Your objective. Make an exact copy of all the entries below, with the pictures left out.

Records shown.
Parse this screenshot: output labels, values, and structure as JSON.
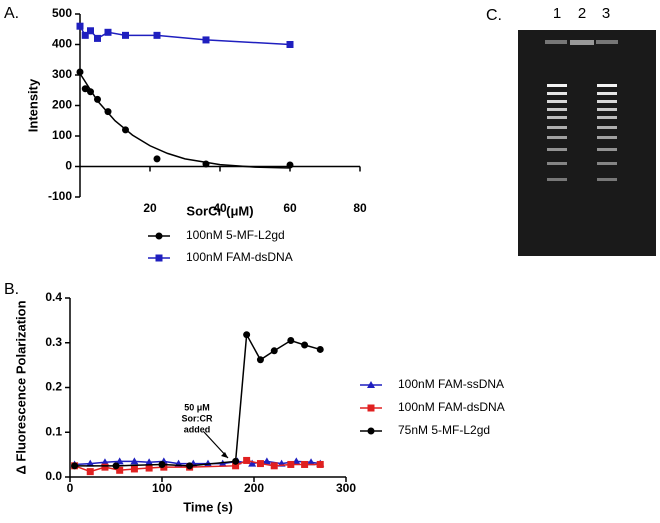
{
  "panels": [
    "A.",
    "B.",
    "C."
  ],
  "gel": {
    "lanes": [
      "1",
      "2",
      "3"
    ]
  },
  "chart_data": [
    {
      "type": "scatter",
      "x_label": "SorCr (μM)",
      "y_label": "Intensity",
      "xlim": [
        0,
        80
      ],
      "xticks": [
        20,
        40,
        60,
        80
      ],
      "ylim": [
        -100,
        500
      ],
      "yticks": [
        -100,
        0,
        100,
        200,
        300,
        400,
        500
      ],
      "series": [
        {
          "name": "100nM 5-MF-L2gd",
          "color": "#000000",
          "marker": "circle",
          "x": [
            0,
            1.5,
            3,
            5,
            8,
            13,
            22,
            36,
            60
          ],
          "values": [
            310,
            255,
            245,
            220,
            180,
            120,
            25,
            8,
            5
          ],
          "fit_x": [
            0,
            5,
            10,
            15,
            20,
            25,
            30,
            40,
            50,
            60
          ],
          "fit_values": [
            305,
            215,
            150,
            103,
            68,
            43,
            25,
            6,
            -2,
            -5
          ]
        },
        {
          "name": "100nM FAM-dsDNA",
          "color": "#1f1fbf",
          "marker": "square",
          "x": [
            0,
            1.5,
            3,
            5,
            8,
            13,
            22,
            36,
            60
          ],
          "values": [
            460,
            430,
            445,
            420,
            440,
            430,
            430,
            415,
            400
          ]
        }
      ]
    },
    {
      "type": "line",
      "x_label": "Time (s)",
      "y_label": "Δ Fluorescence Polarization",
      "xlim": [
        0,
        300
      ],
      "xticks": [
        0,
        100,
        200,
        300
      ],
      "ylim": [
        0,
        0.4
      ],
      "yticks": [
        {
          "value": 0,
          "label": "0.0"
        },
        0.1,
        0.2,
        0.3,
        0.4
      ],
      "annotation": [
        "50 μM",
        "Sor:CR",
        "added"
      ],
      "series": [
        {
          "name": "100nM FAM-ssDNA",
          "color": "#1f1fbf",
          "marker": "triangle",
          "x": [
            5,
            22,
            38,
            54,
            70,
            86,
            102,
            118,
            134,
            150,
            166,
            182,
            198,
            214,
            230,
            246,
            262,
            272
          ],
          "values": [
            0.028,
            0.03,
            0.033,
            0.035,
            0.035,
            0.033,
            0.035,
            0.03,
            0.03,
            0.03,
            0.03,
            0.035,
            0.03,
            0.035,
            0.03,
            0.035,
            0.033,
            0.03
          ]
        },
        {
          "name": "100nM FAM-dsDNA",
          "color": "#e02020",
          "marker": "square",
          "x": [
            5,
            22,
            38,
            54,
            70,
            86,
            102,
            130,
            180,
            192,
            207,
            222,
            240,
            255,
            272
          ],
          "values": [
            0.025,
            0.012,
            0.022,
            0.015,
            0.018,
            0.02,
            0.022,
            0.022,
            0.025,
            0.037,
            0.03,
            0.025,
            0.028,
            0.028,
            0.028
          ]
        },
        {
          "name": "75nM 5-MF-L2gd",
          "color": "#000000",
          "marker": "circle",
          "x": [
            5,
            50,
            100,
            130,
            180,
            192,
            207,
            222,
            240,
            255,
            272
          ],
          "values": [
            0.025,
            0.025,
            0.028,
            0.025,
            0.035,
            0.318,
            0.262,
            0.282,
            0.305,
            0.295,
            0.285
          ]
        }
      ]
    }
  ]
}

Solution to the exercise.
Parse this screenshot: output labels, values, and structure as JSON.
{
  "panels": [
    "A.",
    "B.",
    "C."
  ],
  "gel": {
    "lanes": [
      "1",
      "2",
      "3"
    ]
  },
  "chart_data": [
    {
      "type": "scatter",
      "x_label": "SorCr (μM)",
      "y_label": "Intensity",
      "xlim": [
        0,
        80
      ],
      "xticks": [
        20,
        40,
        60,
        80
      ],
      "ylim": [
        -100,
        500
      ],
      "yticks": [
        -100,
        0,
        100,
        200,
        300,
        400,
        500
      ],
      "series": [
        {
          "name": "100nM 5-MF-L2gd",
          "color": "#000000",
          "marker": "circle",
          "x": [
            0,
            1.5,
            3,
            5,
            8,
            13,
            22,
            36,
            60
          ],
          "values": [
            310,
            255,
            245,
            220,
            180,
            120,
            25,
            8,
            5
          ],
          "fit_x": [
            0,
            5,
            10,
            15,
            20,
            25,
            30,
            40,
            50,
            60
          ],
          "fit_values": [
            305,
            215,
            150,
            103,
            68,
            43,
            25,
            6,
            -2,
            -5
          ]
        },
        {
          "name": "100nM FAM-dsDNA",
          "color": "#1f1fbf",
          "marker": "square",
          "x": [
            0,
            1.5,
            3,
            5,
            8,
            13,
            22,
            36,
            60
          ],
          "values": [
            460,
            430,
            445,
            420,
            440,
            430,
            430,
            415,
            400
          ]
        }
      ]
    },
    {
      "type": "line",
      "x_label": "Time (s)",
      "y_label": "Δ Fluorescence Polarization",
      "xlim": [
        0,
        300
      ],
      "xticks": [
        0,
        100,
        200,
        300
      ],
      "ylim": [
        0,
        0.4
      ],
      "yticks": [
        {
          "value": 0,
          "label": "0.0"
        },
        0.1,
        0.2,
        0.3,
        0.4
      ],
      "annotation": [
        "50 μM",
        "Sor:CR",
        "added"
      ],
      "series": [
        {
          "name": "100nM FAM-ssDNA",
          "color": "#1f1fbf",
          "marker": "triangle",
          "x": [
            5,
            22,
            38,
            54,
            70,
            86,
            102,
            118,
            134,
            150,
            166,
            182,
            198,
            214,
            230,
            246,
            262,
            272
          ],
          "values": [
            0.028,
            0.03,
            0.033,
            0.035,
            0.035,
            0.033,
            0.035,
            0.03,
            0.03,
            0.03,
            0.03,
            0.035,
            0.03,
            0.035,
            0.03,
            0.035,
            0.033,
            0.03
          ]
        },
        {
          "name": "100nM FAM-dsDNA",
          "color": "#e02020",
          "marker": "square",
          "x": [
            5,
            22,
            38,
            54,
            70,
            86,
            102,
            130,
            180,
            192,
            207,
            222,
            240,
            255,
            272
          ],
          "values": [
            0.025,
            0.012,
            0.022,
            0.015,
            0.018,
            0.02,
            0.022,
            0.022,
            0.025,
            0.037,
            0.03,
            0.025,
            0.028,
            0.028,
            0.028
          ]
        },
        {
          "name": "75nM 5-MF-L2gd",
          "color": "#000000",
          "marker": "circle",
          "x": [
            5,
            50,
            100,
            130,
            180,
            192,
            207,
            222,
            240,
            255,
            272
          ],
          "values": [
            0.025,
            0.025,
            0.028,
            0.025,
            0.035,
            0.318,
            0.262,
            0.282,
            0.305,
            0.295,
            0.285
          ]
        }
      ]
    }
  ]
}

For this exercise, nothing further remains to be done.